### Instruction
Your task is to copy every record exactly.

....

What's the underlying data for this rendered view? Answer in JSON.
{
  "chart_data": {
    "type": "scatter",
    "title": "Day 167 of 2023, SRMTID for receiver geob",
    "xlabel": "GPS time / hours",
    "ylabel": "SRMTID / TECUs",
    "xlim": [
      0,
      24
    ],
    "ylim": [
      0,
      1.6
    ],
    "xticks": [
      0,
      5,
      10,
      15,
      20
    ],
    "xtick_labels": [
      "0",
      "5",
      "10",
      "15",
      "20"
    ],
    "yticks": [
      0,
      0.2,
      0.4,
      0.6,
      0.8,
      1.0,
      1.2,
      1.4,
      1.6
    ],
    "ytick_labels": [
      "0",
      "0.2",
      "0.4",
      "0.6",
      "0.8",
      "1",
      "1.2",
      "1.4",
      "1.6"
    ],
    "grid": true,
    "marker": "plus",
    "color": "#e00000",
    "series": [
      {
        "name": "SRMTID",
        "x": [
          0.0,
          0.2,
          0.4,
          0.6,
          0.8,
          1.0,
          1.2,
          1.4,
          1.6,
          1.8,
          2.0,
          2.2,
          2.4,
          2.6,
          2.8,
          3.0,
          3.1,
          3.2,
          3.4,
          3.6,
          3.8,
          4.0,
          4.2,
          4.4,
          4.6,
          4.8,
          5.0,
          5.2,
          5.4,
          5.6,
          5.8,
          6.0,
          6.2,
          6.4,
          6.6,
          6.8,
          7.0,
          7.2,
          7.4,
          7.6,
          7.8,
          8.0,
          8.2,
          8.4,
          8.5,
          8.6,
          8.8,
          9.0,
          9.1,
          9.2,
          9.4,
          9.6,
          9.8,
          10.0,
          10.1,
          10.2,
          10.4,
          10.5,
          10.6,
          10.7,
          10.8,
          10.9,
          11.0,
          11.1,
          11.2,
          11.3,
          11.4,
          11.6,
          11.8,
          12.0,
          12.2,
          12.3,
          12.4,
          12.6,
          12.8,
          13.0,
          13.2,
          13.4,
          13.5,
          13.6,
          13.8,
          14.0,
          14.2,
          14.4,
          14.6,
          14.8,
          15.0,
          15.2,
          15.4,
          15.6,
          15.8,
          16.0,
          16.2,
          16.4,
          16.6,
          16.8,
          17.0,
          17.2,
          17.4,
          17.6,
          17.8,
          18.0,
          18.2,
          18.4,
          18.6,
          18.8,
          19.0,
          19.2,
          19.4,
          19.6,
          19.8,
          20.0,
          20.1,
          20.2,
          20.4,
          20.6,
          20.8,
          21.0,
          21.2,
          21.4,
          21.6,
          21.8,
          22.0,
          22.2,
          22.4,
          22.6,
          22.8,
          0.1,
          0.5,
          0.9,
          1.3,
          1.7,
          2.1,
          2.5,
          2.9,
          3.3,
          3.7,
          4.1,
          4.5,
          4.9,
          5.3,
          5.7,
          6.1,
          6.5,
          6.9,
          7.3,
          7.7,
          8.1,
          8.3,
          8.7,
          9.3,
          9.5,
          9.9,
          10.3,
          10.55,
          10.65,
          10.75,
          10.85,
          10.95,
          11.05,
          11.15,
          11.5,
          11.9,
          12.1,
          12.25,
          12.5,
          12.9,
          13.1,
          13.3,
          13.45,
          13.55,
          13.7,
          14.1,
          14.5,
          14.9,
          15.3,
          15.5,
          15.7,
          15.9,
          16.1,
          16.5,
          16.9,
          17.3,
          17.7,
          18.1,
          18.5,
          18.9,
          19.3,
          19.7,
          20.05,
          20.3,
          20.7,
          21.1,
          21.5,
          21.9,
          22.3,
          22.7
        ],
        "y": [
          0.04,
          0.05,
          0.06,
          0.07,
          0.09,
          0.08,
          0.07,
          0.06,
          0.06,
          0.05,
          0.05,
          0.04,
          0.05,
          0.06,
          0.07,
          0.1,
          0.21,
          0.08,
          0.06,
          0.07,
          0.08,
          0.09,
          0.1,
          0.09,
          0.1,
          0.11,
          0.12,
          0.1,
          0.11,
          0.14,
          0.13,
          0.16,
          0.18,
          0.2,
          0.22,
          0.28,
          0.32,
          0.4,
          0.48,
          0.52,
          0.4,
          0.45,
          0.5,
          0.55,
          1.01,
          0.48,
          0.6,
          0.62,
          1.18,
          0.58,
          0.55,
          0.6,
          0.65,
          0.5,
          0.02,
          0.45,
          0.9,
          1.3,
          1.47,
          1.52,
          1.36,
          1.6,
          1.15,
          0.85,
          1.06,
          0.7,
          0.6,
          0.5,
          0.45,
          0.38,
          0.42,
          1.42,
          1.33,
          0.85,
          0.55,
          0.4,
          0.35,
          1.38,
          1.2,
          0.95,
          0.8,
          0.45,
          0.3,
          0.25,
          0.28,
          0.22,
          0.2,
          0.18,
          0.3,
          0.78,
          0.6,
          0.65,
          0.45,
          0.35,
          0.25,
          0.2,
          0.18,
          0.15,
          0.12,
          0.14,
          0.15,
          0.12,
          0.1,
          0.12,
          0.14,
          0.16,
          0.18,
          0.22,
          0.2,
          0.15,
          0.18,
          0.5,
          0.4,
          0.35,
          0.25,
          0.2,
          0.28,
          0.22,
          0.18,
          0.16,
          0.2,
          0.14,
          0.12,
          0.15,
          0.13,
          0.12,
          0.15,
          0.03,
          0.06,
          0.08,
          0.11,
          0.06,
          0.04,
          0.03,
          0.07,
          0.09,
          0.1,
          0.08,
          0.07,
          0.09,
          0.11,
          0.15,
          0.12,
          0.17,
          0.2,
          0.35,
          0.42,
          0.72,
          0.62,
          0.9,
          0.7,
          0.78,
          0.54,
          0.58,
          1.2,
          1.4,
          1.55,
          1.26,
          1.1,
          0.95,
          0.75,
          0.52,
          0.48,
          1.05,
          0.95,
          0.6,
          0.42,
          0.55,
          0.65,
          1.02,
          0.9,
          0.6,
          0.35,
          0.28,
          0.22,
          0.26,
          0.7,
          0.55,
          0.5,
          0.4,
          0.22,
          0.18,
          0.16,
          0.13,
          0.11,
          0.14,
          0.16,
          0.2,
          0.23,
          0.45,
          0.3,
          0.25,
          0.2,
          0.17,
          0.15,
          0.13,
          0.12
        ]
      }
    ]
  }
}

....

### The reply
What's the underlying data for this rendered view? Answer in JSON.
{
  "chart_data": {
    "type": "scatter",
    "title": "Day 167 of 2023, SRMTID for receiver geob",
    "xlabel": "GPS time / hours",
    "ylabel": "SRMTID / TECUs",
    "xlim": [
      0,
      24
    ],
    "ylim": [
      0,
      1.6
    ],
    "xticks": [
      0,
      5,
      10,
      15,
      20
    ],
    "xtick_labels": [
      "0",
      "5",
      "10",
      "15",
      "20"
    ],
    "yticks": [
      0,
      0.2,
      0.4,
      0.6,
      0.8,
      1.0,
      1.2,
      1.4,
      1.6
    ],
    "ytick_labels": [
      "0",
      "0.2",
      "0.4",
      "0.6",
      "0.8",
      "1",
      "1.2",
      "1.4",
      "1.6"
    ],
    "grid": true,
    "marker": "plus",
    "color": "#e00000",
    "series": [
      {
        "name": "SRMTID",
        "x": [
          0.0,
          0.2,
          0.4,
          0.6,
          0.8,
          1.0,
          1.2,
          1.4,
          1.6,
          1.8,
          2.0,
          2.2,
          2.4,
          2.6,
          2.8,
          3.0,
          3.1,
          3.2,
          3.4,
          3.6,
          3.8,
          4.0,
          4.2,
          4.4,
          4.6,
          4.8,
          5.0,
          5.2,
          5.4,
          5.6,
          5.8,
          6.0,
          6.2,
          6.4,
          6.6,
          6.8,
          7.0,
          7.2,
          7.4,
          7.6,
          7.8,
          8.0,
          8.2,
          8.4,
          8.5,
          8.6,
          8.8,
          9.0,
          9.1,
          9.2,
          9.4,
          9.6,
          9.8,
          10.0,
          10.1,
          10.2,
          10.4,
          10.5,
          10.6,
          10.7,
          10.8,
          10.9,
          11.0,
          11.1,
          11.2,
          11.3,
          11.4,
          11.6,
          11.8,
          12.0,
          12.2,
          12.3,
          12.4,
          12.6,
          12.8,
          13.0,
          13.2,
          13.4,
          13.5,
          13.6,
          13.8,
          14.0,
          14.2,
          14.4,
          14.6,
          14.8,
          15.0,
          15.2,
          15.4,
          15.6,
          15.8,
          16.0,
          16.2,
          16.4,
          16.6,
          16.8,
          17.0,
          17.2,
          17.4,
          17.6,
          17.8,
          18.0,
          18.2,
          18.4,
          18.6,
          18.8,
          19.0,
          19.2,
          19.4,
          19.6,
          19.8,
          20.0,
          20.1,
          20.2,
          20.4,
          20.6,
          20.8,
          21.0,
          21.2,
          21.4,
          21.6,
          21.8,
          22.0,
          22.2,
          22.4,
          22.6,
          22.8,
          0.1,
          0.5,
          0.9,
          1.3,
          1.7,
          2.1,
          2.5,
          2.9,
          3.3,
          3.7,
          4.1,
          4.5,
          4.9,
          5.3,
          5.7,
          6.1,
          6.5,
          6.9,
          7.3,
          7.7,
          8.1,
          8.3,
          8.7,
          9.3,
          9.5,
          9.9,
          10.3,
          10.55,
          10.65,
          10.75,
          10.85,
          10.95,
          11.05,
          11.15,
          11.5,
          11.9,
          12.1,
          12.25,
          12.5,
          12.9,
          13.1,
          13.3,
          13.45,
          13.55,
          13.7,
          14.1,
          14.5,
          14.9,
          15.3,
          15.5,
          15.7,
          15.9,
          16.1,
          16.5,
          16.9,
          17.3,
          17.7,
          18.1,
          18.5,
          18.9,
          19.3,
          19.7,
          20.05,
          20.3,
          20.7,
          21.1,
          21.5,
          21.9,
          22.3,
          22.7
        ],
        "y": [
          0.04,
          0.05,
          0.06,
          0.07,
          0.09,
          0.08,
          0.07,
          0.06,
          0.06,
          0.05,
          0.05,
          0.04,
          0.05,
          0.06,
          0.07,
          0.1,
          0.21,
          0.08,
          0.06,
          0.07,
          0.08,
          0.09,
          0.1,
          0.09,
          0.1,
          0.11,
          0.12,
          0.1,
          0.11,
          0.14,
          0.13,
          0.16,
          0.18,
          0.2,
          0.22,
          0.28,
          0.32,
          0.4,
          0.48,
          0.52,
          0.4,
          0.45,
          0.5,
          0.55,
          1.01,
          0.48,
          0.6,
          0.62,
          1.18,
          0.58,
          0.55,
          0.6,
          0.65,
          0.5,
          0.02,
          0.45,
          0.9,
          1.3,
          1.47,
          1.52,
          1.36,
          1.6,
          1.15,
          0.85,
          1.06,
          0.7,
          0.6,
          0.5,
          0.45,
          0.38,
          0.42,
          1.42,
          1.33,
          0.85,
          0.55,
          0.4,
          0.35,
          1.38,
          1.2,
          0.95,
          0.8,
          0.45,
          0.3,
          0.25,
          0.28,
          0.22,
          0.2,
          0.18,
          0.3,
          0.78,
          0.6,
          0.65,
          0.45,
          0.35,
          0.25,
          0.2,
          0.18,
          0.15,
          0.12,
          0.14,
          0.15,
          0.12,
          0.1,
          0.12,
          0.14,
          0.16,
          0.18,
          0.22,
          0.2,
          0.15,
          0.18,
          0.5,
          0.4,
          0.35,
          0.25,
          0.2,
          0.28,
          0.22,
          0.18,
          0.16,
          0.2,
          0.14,
          0.12,
          0.15,
          0.13,
          0.12,
          0.15,
          0.03,
          0.06,
          0.08,
          0.11,
          0.06,
          0.04,
          0.03,
          0.07,
          0.09,
          0.1,
          0.08,
          0.07,
          0.09,
          0.11,
          0.15,
          0.12,
          0.17,
          0.2,
          0.35,
          0.42,
          0.72,
          0.62,
          0.9,
          0.7,
          0.78,
          0.54,
          0.58,
          1.2,
          1.4,
          1.55,
          1.26,
          1.1,
          0.95,
          0.75,
          0.52,
          0.48,
          1.05,
          0.95,
          0.6,
          0.42,
          0.55,
          0.65,
          1.02,
          0.9,
          0.6,
          0.35,
          0.28,
          0.22,
          0.26,
          0.7,
          0.55,
          0.5,
          0.4,
          0.22,
          0.18,
          0.16,
          0.13,
          0.11,
          0.14,
          0.16,
          0.2,
          0.23,
          0.45,
          0.3,
          0.25,
          0.2,
          0.17,
          0.15,
          0.13,
          0.12
        ]
      }
    ]
  }
}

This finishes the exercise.